# [Problem]
Below are some records; give them all again exactly, but not the pictures.

╭─ Material for this exercise

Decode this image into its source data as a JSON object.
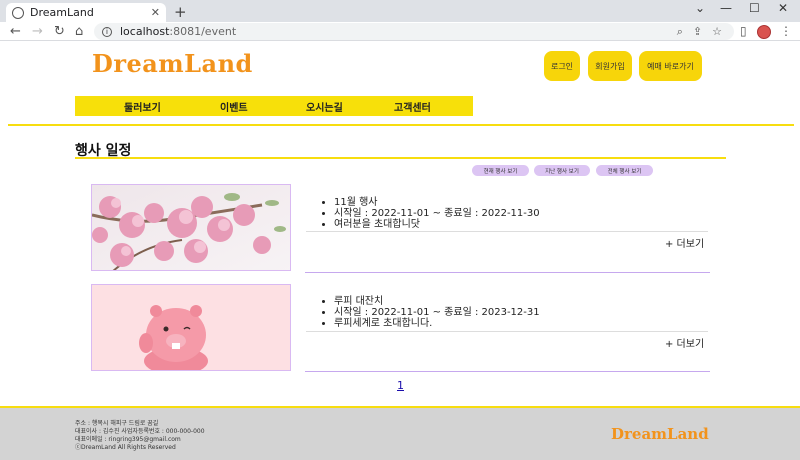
{
  "browser": {
    "tab_title": "DreamLand",
    "url_host": "localhost",
    "url_path": ":8081/event"
  },
  "header": {
    "logo": "DreamLand",
    "login": "로그인",
    "signup": "회원가입",
    "reserve": "예매 바로가기"
  },
  "menu": {
    "items": [
      "둘러보기",
      "이벤트",
      "오시는길",
      "고객센터"
    ]
  },
  "main": {
    "title": "행사 일정",
    "filters": [
      "현재 행사 보기",
      "지난 행사 보기",
      "전체 행사 보기"
    ],
    "events": [
      {
        "name": "11월 행사",
        "period": "시작일 : 2022-11-01 ~ 종료일 : 2022-11-30",
        "desc": "여러분을 초대합니닷",
        "more": "+ 더보기"
      },
      {
        "name": "루피 대잔치",
        "period": "시작일 : 2022-11-01 ~ 종료일 : 2023-12-31",
        "desc": "루피세계로 초대합니다.",
        "more": "+ 더보기"
      }
    ],
    "page": "1"
  },
  "footer": {
    "address": "주소 : 행복시 해피구 드림로 꿈길",
    "ceo": "대표이사 : 김수진 사업자등록번호 : 000-000-000",
    "email": "대표이메일 : ringring395@gmail.com",
    "copyright": "ⓒDreamLand All Rights Reserved",
    "logo": "DreamLand"
  },
  "colors": {
    "accent_yellow": "#f7d50a",
    "logo_orange": "#f2931c",
    "pill_lavender": "#dcc5f3"
  }
}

╰─

# [Answer for this exercise]
Decode this image into its source data as a JSON object.
{
  "browser": {
    "tab_title": "DreamLand",
    "url_host": "localhost",
    "url_path": ":8081/event"
  },
  "header": {
    "logo": "DreamLand",
    "login": "로그인",
    "signup": "회원가입",
    "reserve": "예매 바로가기"
  },
  "menu": {
    "items": [
      "둘러보기",
      "이벤트",
      "오시는길",
      "고객센터"
    ]
  },
  "main": {
    "title": "행사 일정",
    "filters": [
      "현재 행사 보기",
      "지난 행사 보기",
      "전체 행사 보기"
    ],
    "events": [
      {
        "name": "11월 행사",
        "period": "시작일 : 2022-11-01 ~ 종료일 : 2022-11-30",
        "desc": "여러분을 초대합니닷",
        "more": "+ 더보기"
      },
      {
        "name": "루피 대잔치",
        "period": "시작일 : 2022-11-01 ~ 종료일 : 2023-12-31",
        "desc": "루피세계로 초대합니다.",
        "more": "+ 더보기"
      }
    ],
    "page": "1"
  },
  "footer": {
    "address": "주소 : 행복시 해피구 드림로 꿈길",
    "ceo": "대표이사 : 김수진 사업자등록번호 : 000-000-000",
    "email": "대표이메일 : ringring395@gmail.com",
    "copyright": "ⓒDreamLand All Rights Reserved",
    "logo": "DreamLand"
  },
  "colors": {
    "accent_yellow": "#f7d50a",
    "logo_orange": "#f2931c",
    "pill_lavender": "#dcc5f3"
  }
}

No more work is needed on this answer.